# [Goal]
Give the listing again exactly, omitting its images.

# [Information provided]
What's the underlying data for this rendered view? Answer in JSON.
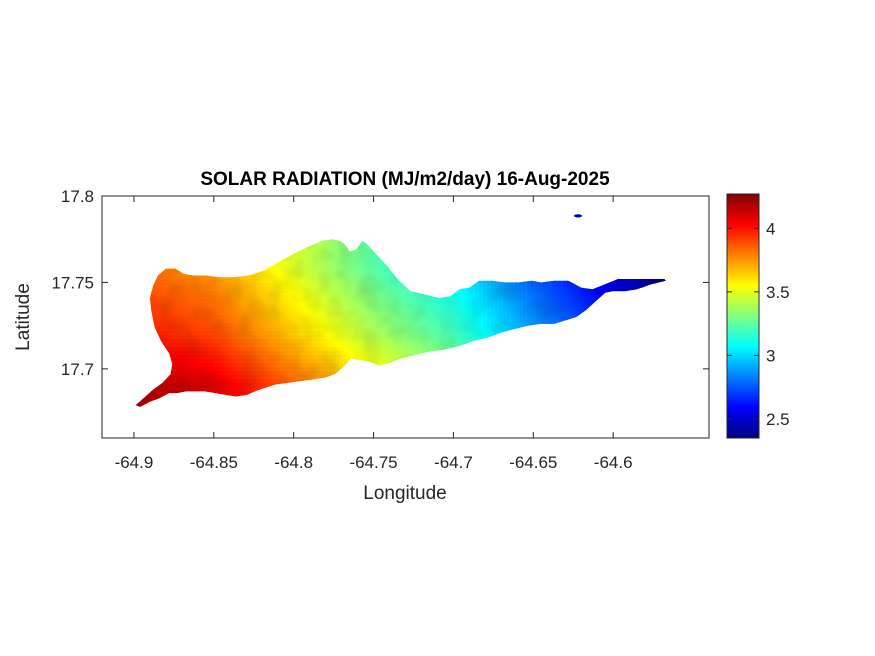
{
  "chart_data": {
    "type": "heatmap",
    "title": "SOLAR RADIATION (MJ/m2/day) 16-Aug-2025",
    "xlabel": "Longitude",
    "ylabel": "Latitude",
    "xlim": [
      -64.92,
      -64.54
    ],
    "ylim": [
      17.66,
      17.8
    ],
    "xticks": [
      -64.9,
      -64.85,
      -64.8,
      -64.75,
      -64.7,
      -64.65,
      -64.6
    ],
    "xtick_labels": [
      "-64.9",
      "-64.85",
      "-64.8",
      "-64.75",
      "-64.7",
      "-64.65",
      "-64.6"
    ],
    "yticks": [
      17.7,
      17.75,
      17.8
    ],
    "ytick_labels": [
      "17.7",
      "17.75",
      "17.8"
    ],
    "grid": false,
    "colormap": "jet",
    "colorbar": {
      "range": [
        2.35,
        4.27
      ],
      "ticks": [
        2.5,
        3,
        3.5,
        4
      ],
      "tick_labels": [
        "2.5",
        "3",
        "3.5",
        "4"
      ]
    },
    "gradient_west_to_east": [
      {
        "lon": -64.9,
        "value": 3.95
      },
      {
        "lon": -64.85,
        "value": 3.85
      },
      {
        "lon": -64.8,
        "value": 3.6
      },
      {
        "lon": -64.75,
        "value": 3.35
      },
      {
        "lon": -64.7,
        "value": 3.15
      },
      {
        "lon": -64.65,
        "value": 2.85
      },
      {
        "lon": -64.6,
        "value": 2.6
      },
      {
        "lon": -64.565,
        "value": 2.4
      }
    ],
    "latitude_offset": [
      {
        "lat": 17.69,
        "delta": 0.25
      },
      {
        "lat": 17.72,
        "delta": 0.05
      },
      {
        "lat": 17.76,
        "delta": -0.12
      }
    ],
    "island_outline": [
      [
        -64.899,
        17.679
      ],
      [
        -64.894,
        17.683
      ],
      [
        -64.888,
        17.688
      ],
      [
        -64.882,
        17.692
      ],
      [
        -64.877,
        17.697
      ],
      [
        -64.876,
        17.703
      ],
      [
        -64.878,
        17.709
      ],
      [
        -64.883,
        17.716
      ],
      [
        -64.887,
        17.724
      ],
      [
        -64.889,
        17.733
      ],
      [
        -64.89,
        17.741
      ],
      [
        -64.888,
        17.748
      ],
      [
        -64.885,
        17.754
      ],
      [
        -64.88,
        17.758
      ],
      [
        -64.874,
        17.758
      ],
      [
        -64.869,
        17.755
      ],
      [
        -64.863,
        17.754
      ],
      [
        -64.855,
        17.754
      ],
      [
        -64.847,
        17.753
      ],
      [
        -64.838,
        17.753
      ],
      [
        -64.828,
        17.754
      ],
      [
        -64.818,
        17.757
      ],
      [
        -64.809,
        17.762
      ],
      [
        -64.799,
        17.767
      ],
      [
        -64.79,
        17.771
      ],
      [
        -64.782,
        17.774
      ],
      [
        -64.776,
        17.775
      ],
      [
        -64.771,
        17.774
      ],
      [
        -64.768,
        17.772
      ],
      [
        -64.765,
        17.768
      ],
      [
        -64.761,
        17.769
      ],
      [
        -64.757,
        17.774
      ],
      [
        -64.754,
        17.772
      ],
      [
        -64.748,
        17.766
      ],
      [
        -64.741,
        17.759
      ],
      [
        -64.735,
        17.752
      ],
      [
        -64.727,
        17.745
      ],
      [
        -64.718,
        17.743
      ],
      [
        -64.709,
        17.741
      ],
      [
        -64.702,
        17.742
      ],
      [
        -64.696,
        17.746
      ],
      [
        -64.69,
        17.747
      ],
      [
        -64.684,
        17.751
      ],
      [
        -64.676,
        17.751
      ],
      [
        -64.668,
        17.75
      ],
      [
        -64.659,
        17.75
      ],
      [
        -64.651,
        17.751
      ],
      [
        -64.645,
        17.75
      ],
      [
        -64.637,
        17.751
      ],
      [
        -64.628,
        17.751
      ],
      [
        -64.62,
        17.747
      ],
      [
        -64.613,
        17.746
      ],
      [
        -64.605,
        17.749
      ],
      [
        -64.597,
        17.752
      ],
      [
        -64.59,
        17.752
      ],
      [
        -64.583,
        17.752
      ],
      [
        -64.575,
        17.752
      ],
      [
        -64.568,
        17.752
      ],
      [
        -64.567,
        17.751
      ],
      [
        -64.576,
        17.749
      ],
      [
        -64.585,
        17.746
      ],
      [
        -64.592,
        17.745
      ],
      [
        -64.6,
        17.745
      ],
      [
        -64.605,
        17.744
      ],
      [
        -64.611,
        17.739
      ],
      [
        -64.617,
        17.734
      ],
      [
        -64.623,
        17.73
      ],
      [
        -64.63,
        17.728
      ],
      [
        -64.637,
        17.726
      ],
      [
        -64.645,
        17.726
      ],
      [
        -64.653,
        17.725
      ],
      [
        -64.662,
        17.723
      ],
      [
        -64.67,
        17.721
      ],
      [
        -64.679,
        17.718
      ],
      [
        -64.688,
        17.716
      ],
      [
        -64.697,
        17.713
      ],
      [
        -64.706,
        17.711
      ],
      [
        -64.715,
        17.71
      ],
      [
        -64.724,
        17.708
      ],
      [
        -64.733,
        17.706
      ],
      [
        -64.741,
        17.703
      ],
      [
        -64.747,
        17.702
      ],
      [
        -64.752,
        17.704
      ],
      [
        -64.758,
        17.705
      ],
      [
        -64.764,
        17.706
      ],
      [
        -64.769,
        17.701
      ],
      [
        -64.774,
        17.697
      ],
      [
        -64.78,
        17.695
      ],
      [
        -64.787,
        17.694
      ],
      [
        -64.795,
        17.693
      ],
      [
        -64.803,
        17.692
      ],
      [
        -64.811,
        17.691
      ],
      [
        -64.818,
        17.689
      ],
      [
        -64.824,
        17.687
      ],
      [
        -64.829,
        17.685
      ],
      [
        -64.836,
        17.684
      ],
      [
        -64.843,
        17.685
      ],
      [
        -64.849,
        17.686
      ],
      [
        -64.856,
        17.687
      ],
      [
        -64.862,
        17.687
      ],
      [
        -64.867,
        17.687
      ],
      [
        -64.873,
        17.686
      ],
      [
        -64.878,
        17.686
      ],
      [
        -64.884,
        17.683
      ],
      [
        -64.89,
        17.681
      ],
      [
        -64.896,
        17.678
      ],
      [
        -64.899,
        17.679
      ]
    ],
    "islet": {
      "lon": -64.622,
      "lat": 17.7885,
      "value": 2.45
    }
  }
}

# [Response]
What's the underlying data for this rendered view? Answer in JSON.
{
  "chart_data": {
    "type": "heatmap",
    "title": "SOLAR RADIATION (MJ/m2/day) 16-Aug-2025",
    "xlabel": "Longitude",
    "ylabel": "Latitude",
    "xlim": [
      -64.92,
      -64.54
    ],
    "ylim": [
      17.66,
      17.8
    ],
    "xticks": [
      -64.9,
      -64.85,
      -64.8,
      -64.75,
      -64.7,
      -64.65,
      -64.6
    ],
    "xtick_labels": [
      "-64.9",
      "-64.85",
      "-64.8",
      "-64.75",
      "-64.7",
      "-64.65",
      "-64.6"
    ],
    "yticks": [
      17.7,
      17.75,
      17.8
    ],
    "ytick_labels": [
      "17.7",
      "17.75",
      "17.8"
    ],
    "grid": false,
    "colormap": "jet",
    "colorbar": {
      "range": [
        2.35,
        4.27
      ],
      "ticks": [
        2.5,
        3,
        3.5,
        4
      ],
      "tick_labels": [
        "2.5",
        "3",
        "3.5",
        "4"
      ]
    },
    "gradient_west_to_east": [
      {
        "lon": -64.9,
        "value": 3.95
      },
      {
        "lon": -64.85,
        "value": 3.85
      },
      {
        "lon": -64.8,
        "value": 3.6
      },
      {
        "lon": -64.75,
        "value": 3.35
      },
      {
        "lon": -64.7,
        "value": 3.15
      },
      {
        "lon": -64.65,
        "value": 2.85
      },
      {
        "lon": -64.6,
        "value": 2.6
      },
      {
        "lon": -64.565,
        "value": 2.4
      }
    ],
    "latitude_offset": [
      {
        "lat": 17.69,
        "delta": 0.25
      },
      {
        "lat": 17.72,
        "delta": 0.05
      },
      {
        "lat": 17.76,
        "delta": -0.12
      }
    ],
    "island_outline": [
      [
        -64.899,
        17.679
      ],
      [
        -64.894,
        17.683
      ],
      [
        -64.888,
        17.688
      ],
      [
        -64.882,
        17.692
      ],
      [
        -64.877,
        17.697
      ],
      [
        -64.876,
        17.703
      ],
      [
        -64.878,
        17.709
      ],
      [
        -64.883,
        17.716
      ],
      [
        -64.887,
        17.724
      ],
      [
        -64.889,
        17.733
      ],
      [
        -64.89,
        17.741
      ],
      [
        -64.888,
        17.748
      ],
      [
        -64.885,
        17.754
      ],
      [
        -64.88,
        17.758
      ],
      [
        -64.874,
        17.758
      ],
      [
        -64.869,
        17.755
      ],
      [
        -64.863,
        17.754
      ],
      [
        -64.855,
        17.754
      ],
      [
        -64.847,
        17.753
      ],
      [
        -64.838,
        17.753
      ],
      [
        -64.828,
        17.754
      ],
      [
        -64.818,
        17.757
      ],
      [
        -64.809,
        17.762
      ],
      [
        -64.799,
        17.767
      ],
      [
        -64.79,
        17.771
      ],
      [
        -64.782,
        17.774
      ],
      [
        -64.776,
        17.775
      ],
      [
        -64.771,
        17.774
      ],
      [
        -64.768,
        17.772
      ],
      [
        -64.765,
        17.768
      ],
      [
        -64.761,
        17.769
      ],
      [
        -64.757,
        17.774
      ],
      [
        -64.754,
        17.772
      ],
      [
        -64.748,
        17.766
      ],
      [
        -64.741,
        17.759
      ],
      [
        -64.735,
        17.752
      ],
      [
        -64.727,
        17.745
      ],
      [
        -64.718,
        17.743
      ],
      [
        -64.709,
        17.741
      ],
      [
        -64.702,
        17.742
      ],
      [
        -64.696,
        17.746
      ],
      [
        -64.69,
        17.747
      ],
      [
        -64.684,
        17.751
      ],
      [
        -64.676,
        17.751
      ],
      [
        -64.668,
        17.75
      ],
      [
        -64.659,
        17.75
      ],
      [
        -64.651,
        17.751
      ],
      [
        -64.645,
        17.75
      ],
      [
        -64.637,
        17.751
      ],
      [
        -64.628,
        17.751
      ],
      [
        -64.62,
        17.747
      ],
      [
        -64.613,
        17.746
      ],
      [
        -64.605,
        17.749
      ],
      [
        -64.597,
        17.752
      ],
      [
        -64.59,
        17.752
      ],
      [
        -64.583,
        17.752
      ],
      [
        -64.575,
        17.752
      ],
      [
        -64.568,
        17.752
      ],
      [
        -64.567,
        17.751
      ],
      [
        -64.576,
        17.749
      ],
      [
        -64.585,
        17.746
      ],
      [
        -64.592,
        17.745
      ],
      [
        -64.6,
        17.745
      ],
      [
        -64.605,
        17.744
      ],
      [
        -64.611,
        17.739
      ],
      [
        -64.617,
        17.734
      ],
      [
        -64.623,
        17.73
      ],
      [
        -64.63,
        17.728
      ],
      [
        -64.637,
        17.726
      ],
      [
        -64.645,
        17.726
      ],
      [
        -64.653,
        17.725
      ],
      [
        -64.662,
        17.723
      ],
      [
        -64.67,
        17.721
      ],
      [
        -64.679,
        17.718
      ],
      [
        -64.688,
        17.716
      ],
      [
        -64.697,
        17.713
      ],
      [
        -64.706,
        17.711
      ],
      [
        -64.715,
        17.71
      ],
      [
        -64.724,
        17.708
      ],
      [
        -64.733,
        17.706
      ],
      [
        -64.741,
        17.703
      ],
      [
        -64.747,
        17.702
      ],
      [
        -64.752,
        17.704
      ],
      [
        -64.758,
        17.705
      ],
      [
        -64.764,
        17.706
      ],
      [
        -64.769,
        17.701
      ],
      [
        -64.774,
        17.697
      ],
      [
        -64.78,
        17.695
      ],
      [
        -64.787,
        17.694
      ],
      [
        -64.795,
        17.693
      ],
      [
        -64.803,
        17.692
      ],
      [
        -64.811,
        17.691
      ],
      [
        -64.818,
        17.689
      ],
      [
        -64.824,
        17.687
      ],
      [
        -64.829,
        17.685
      ],
      [
        -64.836,
        17.684
      ],
      [
        -64.843,
        17.685
      ],
      [
        -64.849,
        17.686
      ],
      [
        -64.856,
        17.687
      ],
      [
        -64.862,
        17.687
      ],
      [
        -64.867,
        17.687
      ],
      [
        -64.873,
        17.686
      ],
      [
        -64.878,
        17.686
      ],
      [
        -64.884,
        17.683
      ],
      [
        -64.89,
        17.681
      ],
      [
        -64.896,
        17.678
      ],
      [
        -64.899,
        17.679
      ]
    ],
    "islet": {
      "lon": -64.622,
      "lat": 17.7885,
      "value": 2.45
    }
  }
}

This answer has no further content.